Text excerpt:
# # # # # # #
Scraping the forest floor clean and leaving the trees does basically the same amount of damage to the ecosystem as just cutting down all the trees does. There's a reason it isn't done.

enginesrus said:
Almost no chance of wild fires with the correct forest management,

This statement is hilarious. Forest fires are a natural process which took place before humans ever walked a step on the earth, and will continue in perpetuity long after we're gone.

Colorado, where I live, has roughly 25 million acres of forested land (depending on exactly which source you ask); a huge percentage of that area is extremely remote and difficult to access via any vehicle that isn't a helicopter. Areas in other states and countries are even more expansive and more remote.

The total forested area of the US is roughly 800 million acres, much of which is very difficult to access unless on foot or by helicopter. The US Forest Service has an annual budget of around $5 billion. If you can find a way to effectively manage 800 million acres of forested land which will completely prevent all fires at a cost of $6 or so an acre, you're a new class of genius.
 
"way better than "Purposely" torching the forest trees with a "prescribed" burn, which is a huge waste of energy potential, as well as a potential threat to people, like we saw just recently. Such a huge failure of human intellect."

That's not what a prescribed burn does (torching trees). Properly done, it only burns the detritus on the ground; nobody prescribes a forest fire, those happen when conditions get away from the forest managers (sudden high winds, etc.) More often, fires occur due to lightning strikes and idiots/campers/sportsmen lighting and forgetting to douse campfires. Potential threat to humans? You mean the idiots who lobby congress to allow leasing forest land to build their vacation homes, without any regard to making said homes fire resistant/fire safe? Who expect the forest service and others to drop everything and rescue them and their belongings from their remote estate 20 miles up a rough forest road when the eventual fires eventually draw near? Sorry, no sympathy here.
# # # # # # #
Annotations of page elements
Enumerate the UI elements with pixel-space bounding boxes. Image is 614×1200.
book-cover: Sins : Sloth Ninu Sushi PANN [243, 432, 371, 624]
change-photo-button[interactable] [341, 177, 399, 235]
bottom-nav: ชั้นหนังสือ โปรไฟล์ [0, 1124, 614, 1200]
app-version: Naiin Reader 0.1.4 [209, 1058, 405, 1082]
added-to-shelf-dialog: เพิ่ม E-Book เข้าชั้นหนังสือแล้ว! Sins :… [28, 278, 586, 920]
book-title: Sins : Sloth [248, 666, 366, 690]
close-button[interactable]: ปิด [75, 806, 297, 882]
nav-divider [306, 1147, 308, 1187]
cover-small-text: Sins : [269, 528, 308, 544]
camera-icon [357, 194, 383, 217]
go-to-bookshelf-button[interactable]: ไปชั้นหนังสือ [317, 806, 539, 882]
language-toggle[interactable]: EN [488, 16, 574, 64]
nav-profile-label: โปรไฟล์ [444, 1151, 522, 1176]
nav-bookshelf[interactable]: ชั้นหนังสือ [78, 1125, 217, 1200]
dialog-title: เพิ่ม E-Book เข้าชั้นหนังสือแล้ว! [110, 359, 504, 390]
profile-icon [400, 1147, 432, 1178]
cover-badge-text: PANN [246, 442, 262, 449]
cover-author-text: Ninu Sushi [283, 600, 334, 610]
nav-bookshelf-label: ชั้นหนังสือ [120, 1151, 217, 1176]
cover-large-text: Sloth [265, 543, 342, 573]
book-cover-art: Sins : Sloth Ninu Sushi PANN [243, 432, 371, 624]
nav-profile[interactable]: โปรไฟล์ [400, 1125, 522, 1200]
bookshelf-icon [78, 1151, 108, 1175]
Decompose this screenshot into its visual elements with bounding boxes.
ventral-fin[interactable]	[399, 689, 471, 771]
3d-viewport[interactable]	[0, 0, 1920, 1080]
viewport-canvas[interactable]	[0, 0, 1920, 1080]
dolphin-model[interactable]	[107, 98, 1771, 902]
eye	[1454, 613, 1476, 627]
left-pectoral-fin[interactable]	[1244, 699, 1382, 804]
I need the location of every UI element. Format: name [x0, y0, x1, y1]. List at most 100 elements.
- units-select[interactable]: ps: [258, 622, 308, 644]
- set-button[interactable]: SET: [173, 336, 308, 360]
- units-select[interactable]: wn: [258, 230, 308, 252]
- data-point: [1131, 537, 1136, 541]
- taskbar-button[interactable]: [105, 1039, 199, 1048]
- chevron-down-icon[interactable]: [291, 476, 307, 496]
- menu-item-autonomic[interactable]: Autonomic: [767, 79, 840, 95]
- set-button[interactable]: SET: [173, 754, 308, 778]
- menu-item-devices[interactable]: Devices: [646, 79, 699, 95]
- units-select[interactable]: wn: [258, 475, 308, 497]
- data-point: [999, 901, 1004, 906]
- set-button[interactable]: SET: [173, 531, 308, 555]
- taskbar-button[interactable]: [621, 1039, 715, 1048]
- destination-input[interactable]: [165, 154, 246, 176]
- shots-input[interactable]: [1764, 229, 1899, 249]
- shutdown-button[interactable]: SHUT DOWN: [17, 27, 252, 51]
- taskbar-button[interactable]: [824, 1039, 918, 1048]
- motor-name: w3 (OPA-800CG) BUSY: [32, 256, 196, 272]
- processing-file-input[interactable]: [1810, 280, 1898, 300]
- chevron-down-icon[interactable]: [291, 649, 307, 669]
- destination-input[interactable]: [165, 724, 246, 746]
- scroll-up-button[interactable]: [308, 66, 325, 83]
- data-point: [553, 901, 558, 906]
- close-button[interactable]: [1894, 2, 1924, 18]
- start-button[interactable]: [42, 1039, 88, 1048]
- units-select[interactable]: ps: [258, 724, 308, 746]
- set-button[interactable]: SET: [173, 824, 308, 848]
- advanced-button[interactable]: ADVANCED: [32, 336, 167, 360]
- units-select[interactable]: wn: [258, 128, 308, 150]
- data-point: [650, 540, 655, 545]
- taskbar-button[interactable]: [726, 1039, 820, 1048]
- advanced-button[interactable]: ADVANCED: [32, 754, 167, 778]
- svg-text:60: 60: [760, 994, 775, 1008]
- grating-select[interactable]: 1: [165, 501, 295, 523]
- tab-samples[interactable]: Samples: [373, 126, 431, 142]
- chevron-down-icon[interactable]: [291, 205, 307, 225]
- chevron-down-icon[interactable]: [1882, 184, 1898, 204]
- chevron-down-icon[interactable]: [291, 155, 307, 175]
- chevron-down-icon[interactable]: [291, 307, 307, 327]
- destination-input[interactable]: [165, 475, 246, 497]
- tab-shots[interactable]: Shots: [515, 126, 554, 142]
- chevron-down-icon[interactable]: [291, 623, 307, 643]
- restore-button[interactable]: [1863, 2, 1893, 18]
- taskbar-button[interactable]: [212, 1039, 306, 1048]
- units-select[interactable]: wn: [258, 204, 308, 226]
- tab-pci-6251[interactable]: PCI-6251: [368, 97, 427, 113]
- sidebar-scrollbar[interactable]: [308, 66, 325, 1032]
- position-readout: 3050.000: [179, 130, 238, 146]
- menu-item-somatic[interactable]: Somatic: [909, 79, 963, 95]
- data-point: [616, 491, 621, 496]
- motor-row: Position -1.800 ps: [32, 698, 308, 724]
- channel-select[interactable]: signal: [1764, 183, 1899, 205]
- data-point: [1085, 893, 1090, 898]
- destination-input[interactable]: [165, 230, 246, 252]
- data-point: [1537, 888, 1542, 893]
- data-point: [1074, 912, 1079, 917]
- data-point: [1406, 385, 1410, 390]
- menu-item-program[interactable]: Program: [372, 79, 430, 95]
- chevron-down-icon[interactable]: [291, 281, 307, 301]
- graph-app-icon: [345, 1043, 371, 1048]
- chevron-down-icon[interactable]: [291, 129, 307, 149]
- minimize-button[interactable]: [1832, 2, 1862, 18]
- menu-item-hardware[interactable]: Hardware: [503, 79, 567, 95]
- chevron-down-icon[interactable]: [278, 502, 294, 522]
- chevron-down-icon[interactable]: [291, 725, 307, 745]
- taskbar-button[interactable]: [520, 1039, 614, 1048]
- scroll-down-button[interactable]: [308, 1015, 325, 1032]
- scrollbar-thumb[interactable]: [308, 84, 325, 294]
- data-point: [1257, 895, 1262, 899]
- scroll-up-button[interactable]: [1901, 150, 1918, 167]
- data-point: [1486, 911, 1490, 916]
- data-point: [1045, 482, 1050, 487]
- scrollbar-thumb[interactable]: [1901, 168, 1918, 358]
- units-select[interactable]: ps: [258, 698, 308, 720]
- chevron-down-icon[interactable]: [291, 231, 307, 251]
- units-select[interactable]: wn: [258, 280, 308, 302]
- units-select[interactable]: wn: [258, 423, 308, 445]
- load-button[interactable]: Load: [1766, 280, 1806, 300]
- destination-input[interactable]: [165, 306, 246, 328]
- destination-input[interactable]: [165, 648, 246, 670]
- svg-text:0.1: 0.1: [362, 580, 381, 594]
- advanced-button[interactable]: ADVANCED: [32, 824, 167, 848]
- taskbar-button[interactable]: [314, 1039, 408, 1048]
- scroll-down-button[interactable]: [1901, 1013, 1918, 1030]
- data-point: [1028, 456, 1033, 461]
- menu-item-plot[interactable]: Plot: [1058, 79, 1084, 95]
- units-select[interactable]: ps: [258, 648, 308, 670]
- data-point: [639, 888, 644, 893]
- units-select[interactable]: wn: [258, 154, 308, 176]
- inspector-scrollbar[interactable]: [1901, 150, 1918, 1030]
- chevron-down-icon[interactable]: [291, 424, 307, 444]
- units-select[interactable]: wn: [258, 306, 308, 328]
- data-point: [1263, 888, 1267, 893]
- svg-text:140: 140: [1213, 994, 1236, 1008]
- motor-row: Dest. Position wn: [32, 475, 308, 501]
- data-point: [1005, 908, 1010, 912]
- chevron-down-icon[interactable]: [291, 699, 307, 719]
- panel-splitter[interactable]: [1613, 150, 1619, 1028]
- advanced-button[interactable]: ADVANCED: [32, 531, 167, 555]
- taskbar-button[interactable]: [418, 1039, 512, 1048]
# # # # # # #
Objective:
Write the next part of the post about forest fires and prescribed burns, starting after its final sentence. The lines above come from a different source than the post on forest fires.

Result of the task:
We have state managed forests here, and they have worked to try and find a way for understory/detritus management to be economically feasible. A contractor was allowed to use crews to remove fallen timber, and thinned trees, from a local managed forest near me. The contractor was paid a small fee for the "service" with the intent that the wood would be shipped to local mills that could burn the waste timber for power generation and to heat the lumber mill kilns. It didn't pay well enough, apparently, and the enterprise folded without clearing more than a few acres. The shipping costs weren't the major issue, it is the manpower required to clamber through a lowland thicket of half-grown fir and hemlock, to set the yarder cables to drag out trees. Then clamber back in when the tree/cable gets hung up, repeat ad infinitum.